Rows from a figure dataset:

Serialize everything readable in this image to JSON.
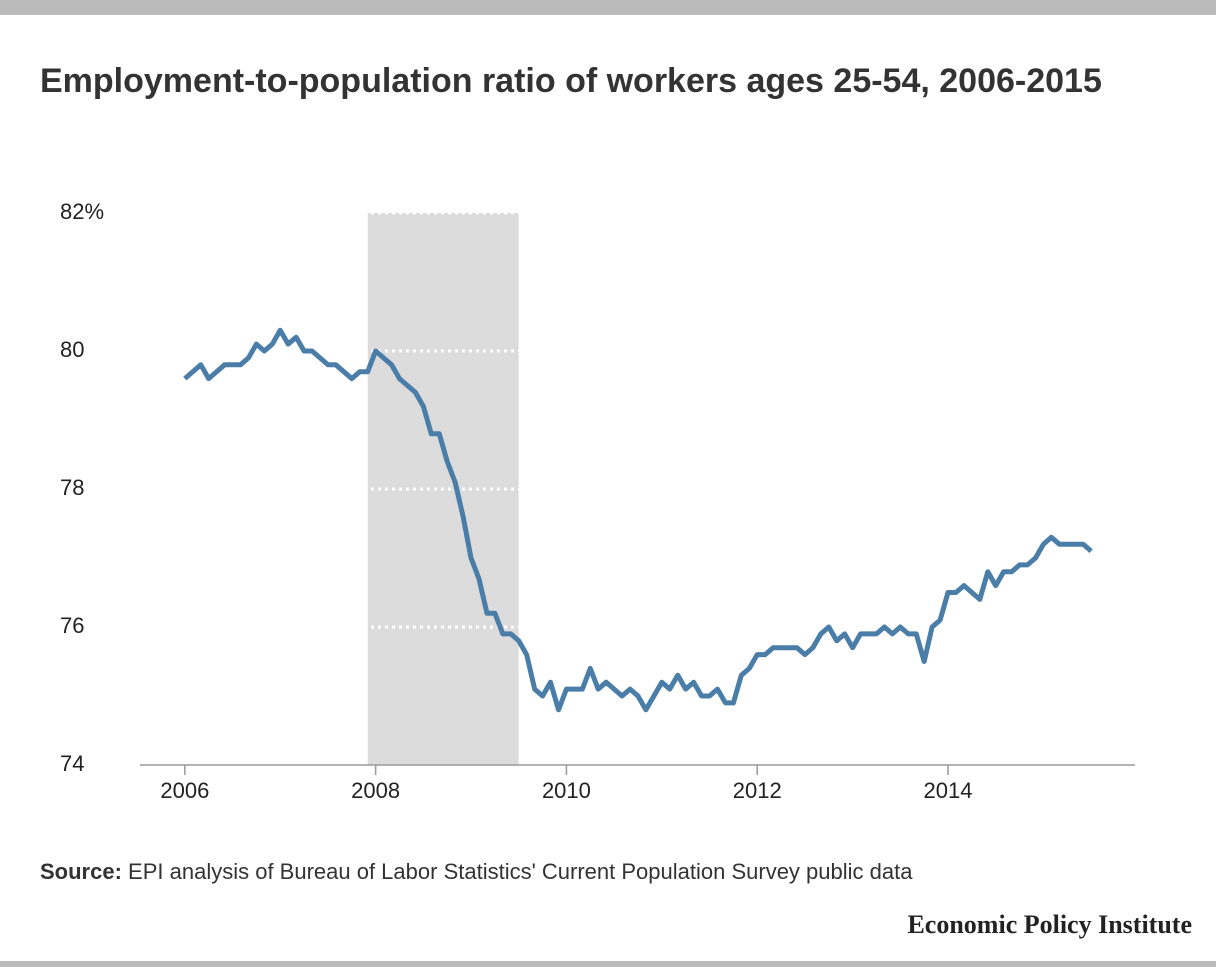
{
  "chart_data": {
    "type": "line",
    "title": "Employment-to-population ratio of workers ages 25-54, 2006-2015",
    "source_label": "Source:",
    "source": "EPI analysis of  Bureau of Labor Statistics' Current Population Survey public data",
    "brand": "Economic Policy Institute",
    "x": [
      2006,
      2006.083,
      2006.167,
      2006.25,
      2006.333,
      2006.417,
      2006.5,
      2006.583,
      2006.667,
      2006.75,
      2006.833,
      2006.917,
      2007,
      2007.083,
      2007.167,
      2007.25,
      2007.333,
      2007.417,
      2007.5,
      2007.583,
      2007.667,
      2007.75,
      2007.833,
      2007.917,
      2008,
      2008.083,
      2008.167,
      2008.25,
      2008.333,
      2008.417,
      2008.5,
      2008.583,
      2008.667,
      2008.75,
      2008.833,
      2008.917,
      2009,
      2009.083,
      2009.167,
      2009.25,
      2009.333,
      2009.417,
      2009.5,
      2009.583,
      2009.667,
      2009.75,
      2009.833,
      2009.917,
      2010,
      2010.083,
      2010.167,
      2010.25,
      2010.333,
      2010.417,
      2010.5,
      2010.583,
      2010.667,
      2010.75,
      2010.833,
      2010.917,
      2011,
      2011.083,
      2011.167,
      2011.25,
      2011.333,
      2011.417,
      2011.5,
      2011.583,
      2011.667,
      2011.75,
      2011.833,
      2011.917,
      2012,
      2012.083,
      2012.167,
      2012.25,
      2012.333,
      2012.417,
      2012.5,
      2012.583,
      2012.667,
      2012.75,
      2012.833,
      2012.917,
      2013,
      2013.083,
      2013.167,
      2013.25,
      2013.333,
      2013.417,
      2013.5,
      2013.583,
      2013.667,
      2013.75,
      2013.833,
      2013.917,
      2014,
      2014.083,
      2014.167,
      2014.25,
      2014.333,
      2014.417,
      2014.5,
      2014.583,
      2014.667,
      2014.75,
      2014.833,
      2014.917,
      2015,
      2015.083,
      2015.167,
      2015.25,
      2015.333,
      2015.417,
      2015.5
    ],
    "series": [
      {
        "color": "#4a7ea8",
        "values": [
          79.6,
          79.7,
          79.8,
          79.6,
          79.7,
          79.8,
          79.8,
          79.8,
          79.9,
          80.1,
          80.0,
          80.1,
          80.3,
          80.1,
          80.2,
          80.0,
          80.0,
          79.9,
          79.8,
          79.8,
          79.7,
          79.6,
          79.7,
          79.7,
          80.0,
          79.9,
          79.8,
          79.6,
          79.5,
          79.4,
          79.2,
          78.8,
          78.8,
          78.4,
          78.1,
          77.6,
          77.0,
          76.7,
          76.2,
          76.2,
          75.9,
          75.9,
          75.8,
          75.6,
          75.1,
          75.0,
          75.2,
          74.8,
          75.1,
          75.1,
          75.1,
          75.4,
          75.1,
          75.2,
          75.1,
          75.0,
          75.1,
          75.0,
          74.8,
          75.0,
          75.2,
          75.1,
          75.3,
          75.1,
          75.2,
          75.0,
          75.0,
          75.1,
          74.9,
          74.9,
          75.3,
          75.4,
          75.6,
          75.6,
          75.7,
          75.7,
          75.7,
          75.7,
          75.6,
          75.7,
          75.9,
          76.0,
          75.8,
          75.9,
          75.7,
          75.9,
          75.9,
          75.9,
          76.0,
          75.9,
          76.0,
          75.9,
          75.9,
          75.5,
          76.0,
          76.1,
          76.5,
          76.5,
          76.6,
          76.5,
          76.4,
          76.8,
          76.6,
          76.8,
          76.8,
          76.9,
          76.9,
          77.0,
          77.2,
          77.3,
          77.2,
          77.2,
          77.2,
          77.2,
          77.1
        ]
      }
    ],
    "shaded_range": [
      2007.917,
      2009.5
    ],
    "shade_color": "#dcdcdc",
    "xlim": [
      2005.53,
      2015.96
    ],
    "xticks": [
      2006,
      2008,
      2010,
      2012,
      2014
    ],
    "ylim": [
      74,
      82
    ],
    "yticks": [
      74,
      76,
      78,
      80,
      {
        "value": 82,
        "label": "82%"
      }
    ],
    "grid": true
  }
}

==

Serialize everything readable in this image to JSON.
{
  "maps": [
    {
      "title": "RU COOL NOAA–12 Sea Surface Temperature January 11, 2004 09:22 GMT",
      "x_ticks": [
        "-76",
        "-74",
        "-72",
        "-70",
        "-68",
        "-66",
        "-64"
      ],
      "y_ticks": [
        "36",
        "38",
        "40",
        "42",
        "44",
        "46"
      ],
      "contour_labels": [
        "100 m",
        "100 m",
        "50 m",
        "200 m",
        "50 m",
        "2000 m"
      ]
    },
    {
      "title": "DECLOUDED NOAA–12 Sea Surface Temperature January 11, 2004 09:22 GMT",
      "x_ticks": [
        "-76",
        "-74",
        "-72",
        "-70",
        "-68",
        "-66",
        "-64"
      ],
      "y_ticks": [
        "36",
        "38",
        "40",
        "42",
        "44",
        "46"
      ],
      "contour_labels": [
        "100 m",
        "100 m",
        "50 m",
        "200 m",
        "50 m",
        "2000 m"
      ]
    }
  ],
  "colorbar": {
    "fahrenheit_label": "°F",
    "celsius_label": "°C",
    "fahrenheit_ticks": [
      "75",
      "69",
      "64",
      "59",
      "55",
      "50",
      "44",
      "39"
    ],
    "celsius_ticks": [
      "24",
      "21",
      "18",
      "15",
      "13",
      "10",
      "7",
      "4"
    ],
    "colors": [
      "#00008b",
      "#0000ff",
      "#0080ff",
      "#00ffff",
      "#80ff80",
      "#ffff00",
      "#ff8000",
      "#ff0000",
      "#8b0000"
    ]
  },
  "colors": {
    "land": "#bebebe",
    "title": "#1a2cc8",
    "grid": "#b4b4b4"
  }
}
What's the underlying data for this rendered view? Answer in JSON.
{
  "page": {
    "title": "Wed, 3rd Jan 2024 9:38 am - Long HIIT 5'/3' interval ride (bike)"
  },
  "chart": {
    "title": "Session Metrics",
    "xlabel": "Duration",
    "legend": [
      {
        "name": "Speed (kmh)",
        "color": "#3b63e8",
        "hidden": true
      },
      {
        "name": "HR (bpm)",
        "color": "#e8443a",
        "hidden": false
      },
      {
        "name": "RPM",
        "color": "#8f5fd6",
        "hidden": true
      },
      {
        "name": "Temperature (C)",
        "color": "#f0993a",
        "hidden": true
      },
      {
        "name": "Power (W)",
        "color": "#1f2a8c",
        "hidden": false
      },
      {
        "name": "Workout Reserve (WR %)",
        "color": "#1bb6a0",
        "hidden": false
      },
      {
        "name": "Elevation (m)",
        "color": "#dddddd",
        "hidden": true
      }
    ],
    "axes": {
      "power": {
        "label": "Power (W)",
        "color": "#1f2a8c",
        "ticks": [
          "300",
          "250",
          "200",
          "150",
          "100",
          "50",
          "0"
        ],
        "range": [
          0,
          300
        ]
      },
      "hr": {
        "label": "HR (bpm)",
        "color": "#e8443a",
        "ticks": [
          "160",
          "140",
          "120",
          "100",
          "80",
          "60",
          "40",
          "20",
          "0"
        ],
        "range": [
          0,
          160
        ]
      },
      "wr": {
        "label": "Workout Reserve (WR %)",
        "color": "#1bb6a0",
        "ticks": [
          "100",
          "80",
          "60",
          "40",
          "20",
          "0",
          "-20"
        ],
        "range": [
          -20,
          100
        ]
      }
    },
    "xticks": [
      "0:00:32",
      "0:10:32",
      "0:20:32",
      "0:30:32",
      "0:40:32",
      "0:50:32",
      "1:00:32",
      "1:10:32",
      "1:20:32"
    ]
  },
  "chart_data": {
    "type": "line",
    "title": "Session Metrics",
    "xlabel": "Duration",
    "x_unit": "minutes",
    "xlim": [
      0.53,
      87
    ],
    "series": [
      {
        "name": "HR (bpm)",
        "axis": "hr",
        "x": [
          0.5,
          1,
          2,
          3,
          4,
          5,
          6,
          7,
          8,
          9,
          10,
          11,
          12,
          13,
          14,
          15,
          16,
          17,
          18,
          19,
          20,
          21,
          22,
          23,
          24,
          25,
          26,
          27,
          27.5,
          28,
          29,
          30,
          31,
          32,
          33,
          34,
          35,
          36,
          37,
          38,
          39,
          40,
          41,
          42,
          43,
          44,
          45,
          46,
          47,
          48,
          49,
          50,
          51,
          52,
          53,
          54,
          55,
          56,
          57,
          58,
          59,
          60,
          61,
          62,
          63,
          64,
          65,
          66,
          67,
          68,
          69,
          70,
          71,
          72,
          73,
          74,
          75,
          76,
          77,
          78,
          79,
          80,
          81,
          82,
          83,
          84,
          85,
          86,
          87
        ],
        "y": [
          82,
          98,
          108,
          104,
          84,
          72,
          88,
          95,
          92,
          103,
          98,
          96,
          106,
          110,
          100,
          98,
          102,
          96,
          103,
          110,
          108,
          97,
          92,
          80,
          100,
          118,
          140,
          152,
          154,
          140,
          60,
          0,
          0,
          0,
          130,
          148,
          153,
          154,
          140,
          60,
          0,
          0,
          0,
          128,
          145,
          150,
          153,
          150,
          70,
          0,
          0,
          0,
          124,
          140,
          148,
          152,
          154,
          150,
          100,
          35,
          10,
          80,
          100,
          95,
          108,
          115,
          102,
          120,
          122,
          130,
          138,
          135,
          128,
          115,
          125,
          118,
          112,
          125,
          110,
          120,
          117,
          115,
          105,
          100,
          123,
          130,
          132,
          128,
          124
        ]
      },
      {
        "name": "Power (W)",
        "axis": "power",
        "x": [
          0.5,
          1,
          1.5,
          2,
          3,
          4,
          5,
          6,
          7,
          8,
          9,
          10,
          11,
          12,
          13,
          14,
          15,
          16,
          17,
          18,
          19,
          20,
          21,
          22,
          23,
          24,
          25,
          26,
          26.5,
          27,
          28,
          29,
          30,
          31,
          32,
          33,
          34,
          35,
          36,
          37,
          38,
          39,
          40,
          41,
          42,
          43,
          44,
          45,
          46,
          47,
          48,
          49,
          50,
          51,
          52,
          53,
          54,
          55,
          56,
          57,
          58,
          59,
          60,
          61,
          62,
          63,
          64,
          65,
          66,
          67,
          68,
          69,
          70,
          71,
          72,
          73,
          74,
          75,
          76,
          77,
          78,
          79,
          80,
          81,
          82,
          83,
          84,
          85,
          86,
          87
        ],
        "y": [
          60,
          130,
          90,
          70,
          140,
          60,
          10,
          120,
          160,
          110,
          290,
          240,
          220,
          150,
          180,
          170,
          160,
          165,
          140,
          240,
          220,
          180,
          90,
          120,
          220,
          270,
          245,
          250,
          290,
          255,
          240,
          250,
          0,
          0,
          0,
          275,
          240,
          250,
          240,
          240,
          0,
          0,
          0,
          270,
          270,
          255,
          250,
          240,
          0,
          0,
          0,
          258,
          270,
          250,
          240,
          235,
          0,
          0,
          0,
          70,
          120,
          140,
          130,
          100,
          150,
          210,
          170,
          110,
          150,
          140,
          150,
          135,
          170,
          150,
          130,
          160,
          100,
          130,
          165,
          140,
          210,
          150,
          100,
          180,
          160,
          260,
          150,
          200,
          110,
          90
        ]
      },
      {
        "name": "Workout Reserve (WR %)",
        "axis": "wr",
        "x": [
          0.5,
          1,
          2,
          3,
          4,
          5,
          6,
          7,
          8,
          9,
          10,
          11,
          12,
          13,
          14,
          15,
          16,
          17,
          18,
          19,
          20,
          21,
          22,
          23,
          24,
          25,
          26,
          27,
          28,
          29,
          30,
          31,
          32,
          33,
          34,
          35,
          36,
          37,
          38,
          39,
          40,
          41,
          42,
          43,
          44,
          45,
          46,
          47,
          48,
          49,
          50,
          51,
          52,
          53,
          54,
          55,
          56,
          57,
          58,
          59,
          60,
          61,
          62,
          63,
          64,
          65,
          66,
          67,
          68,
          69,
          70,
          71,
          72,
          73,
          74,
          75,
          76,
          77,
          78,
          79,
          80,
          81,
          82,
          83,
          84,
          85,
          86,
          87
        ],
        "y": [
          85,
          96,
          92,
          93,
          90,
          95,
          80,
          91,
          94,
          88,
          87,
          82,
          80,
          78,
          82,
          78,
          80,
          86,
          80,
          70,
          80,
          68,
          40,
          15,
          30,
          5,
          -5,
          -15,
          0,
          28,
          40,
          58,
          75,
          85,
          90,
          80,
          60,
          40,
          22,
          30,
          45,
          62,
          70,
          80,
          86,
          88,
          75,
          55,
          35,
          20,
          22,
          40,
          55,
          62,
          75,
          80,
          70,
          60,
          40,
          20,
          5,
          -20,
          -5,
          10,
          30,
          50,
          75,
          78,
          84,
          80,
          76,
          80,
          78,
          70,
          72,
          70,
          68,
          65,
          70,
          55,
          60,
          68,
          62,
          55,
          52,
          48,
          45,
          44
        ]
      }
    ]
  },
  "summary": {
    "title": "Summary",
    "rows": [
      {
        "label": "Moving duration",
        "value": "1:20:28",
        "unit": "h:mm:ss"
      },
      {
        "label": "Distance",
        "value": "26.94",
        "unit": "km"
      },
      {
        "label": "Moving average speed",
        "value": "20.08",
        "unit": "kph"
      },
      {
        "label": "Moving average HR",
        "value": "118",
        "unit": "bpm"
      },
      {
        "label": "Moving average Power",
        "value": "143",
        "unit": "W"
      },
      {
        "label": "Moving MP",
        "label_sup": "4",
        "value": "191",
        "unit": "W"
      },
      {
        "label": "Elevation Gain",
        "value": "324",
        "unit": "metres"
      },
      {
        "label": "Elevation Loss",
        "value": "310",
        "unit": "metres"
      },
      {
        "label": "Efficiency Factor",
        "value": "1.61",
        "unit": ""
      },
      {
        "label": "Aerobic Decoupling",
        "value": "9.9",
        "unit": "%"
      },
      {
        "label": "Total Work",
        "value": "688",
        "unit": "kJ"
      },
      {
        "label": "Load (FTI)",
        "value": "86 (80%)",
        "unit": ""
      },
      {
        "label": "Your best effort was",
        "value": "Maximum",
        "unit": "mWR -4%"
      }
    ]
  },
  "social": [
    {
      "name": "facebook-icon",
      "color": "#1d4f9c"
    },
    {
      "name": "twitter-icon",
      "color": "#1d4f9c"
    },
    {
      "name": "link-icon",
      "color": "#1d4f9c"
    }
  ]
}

--

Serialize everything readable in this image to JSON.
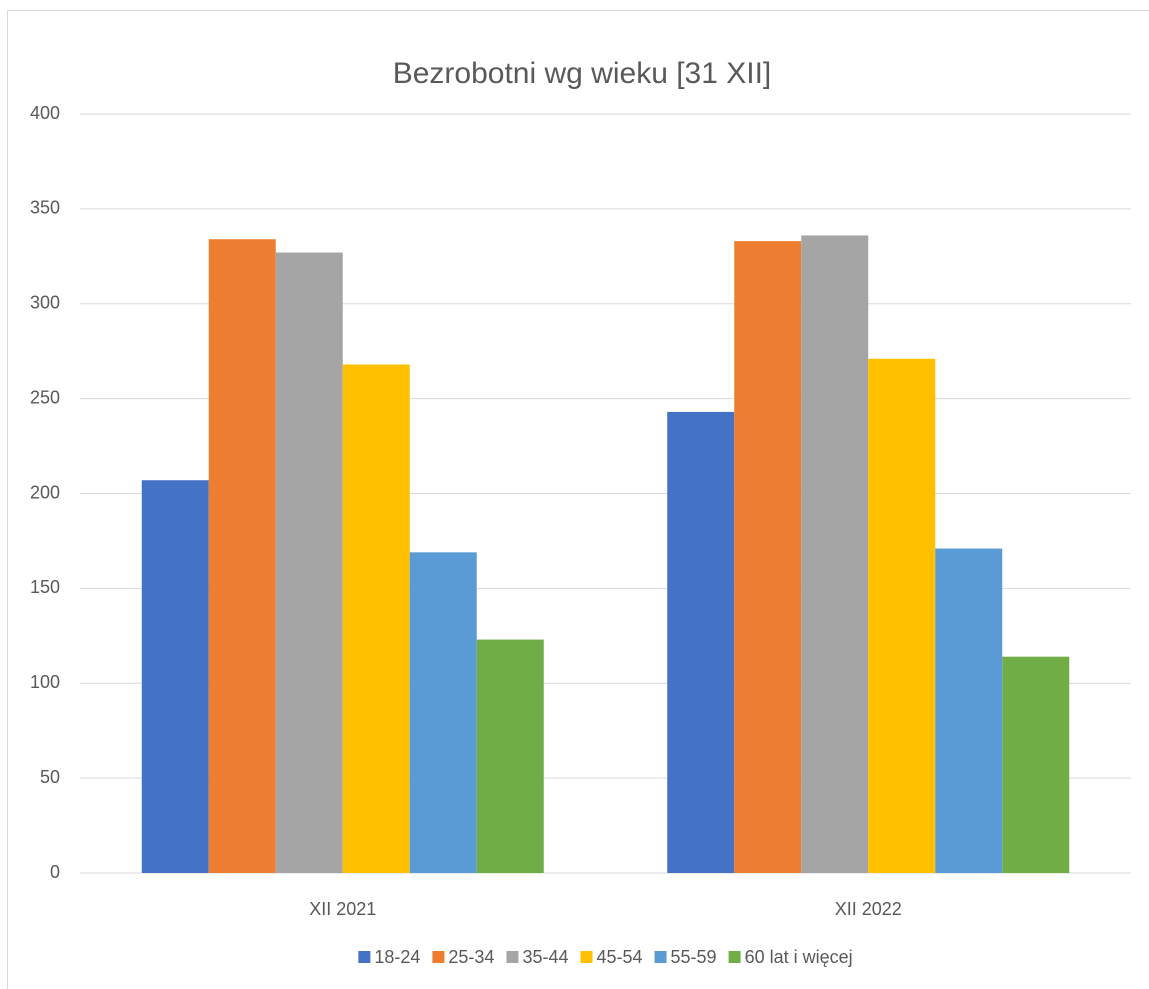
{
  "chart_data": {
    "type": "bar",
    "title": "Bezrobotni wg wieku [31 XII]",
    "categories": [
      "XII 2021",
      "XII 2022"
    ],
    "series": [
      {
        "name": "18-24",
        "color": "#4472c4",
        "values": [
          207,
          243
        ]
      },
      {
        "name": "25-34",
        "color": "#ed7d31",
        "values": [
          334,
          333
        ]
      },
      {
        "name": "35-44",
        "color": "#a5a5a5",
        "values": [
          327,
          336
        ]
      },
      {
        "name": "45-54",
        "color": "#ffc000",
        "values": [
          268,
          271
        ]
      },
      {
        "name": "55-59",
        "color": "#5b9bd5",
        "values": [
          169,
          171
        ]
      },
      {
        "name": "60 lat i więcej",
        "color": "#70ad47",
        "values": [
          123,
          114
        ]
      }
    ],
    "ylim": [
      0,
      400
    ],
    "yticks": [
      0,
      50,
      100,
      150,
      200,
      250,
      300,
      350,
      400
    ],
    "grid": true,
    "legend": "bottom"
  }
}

Aim of the exercise: From the entries above, extract each line containing "title".

Problem solution:
    "title": "Employment-to-population ratio of workers ages 25-54, 2006-2015",
      "title": "RU COOL NOAA–12 Sea Surface Temperature January 11, 2004 09:22 GMT",
      "title": "DECLOUDED NOAA–12 Sea Surface Temperature January 11, 2004 09:22 GMT",
    "title": "#1a2cc8",
    "title": "Wed, 3rd Jan 2024 9:38 am - Long HIIT 5'/3' interval ride (bike)"
    "title": "Session Metrics",
    "title": "Session Metrics",
    "title": "Summary",
    "title": "Bezrobotni wg wieku [31 XII]",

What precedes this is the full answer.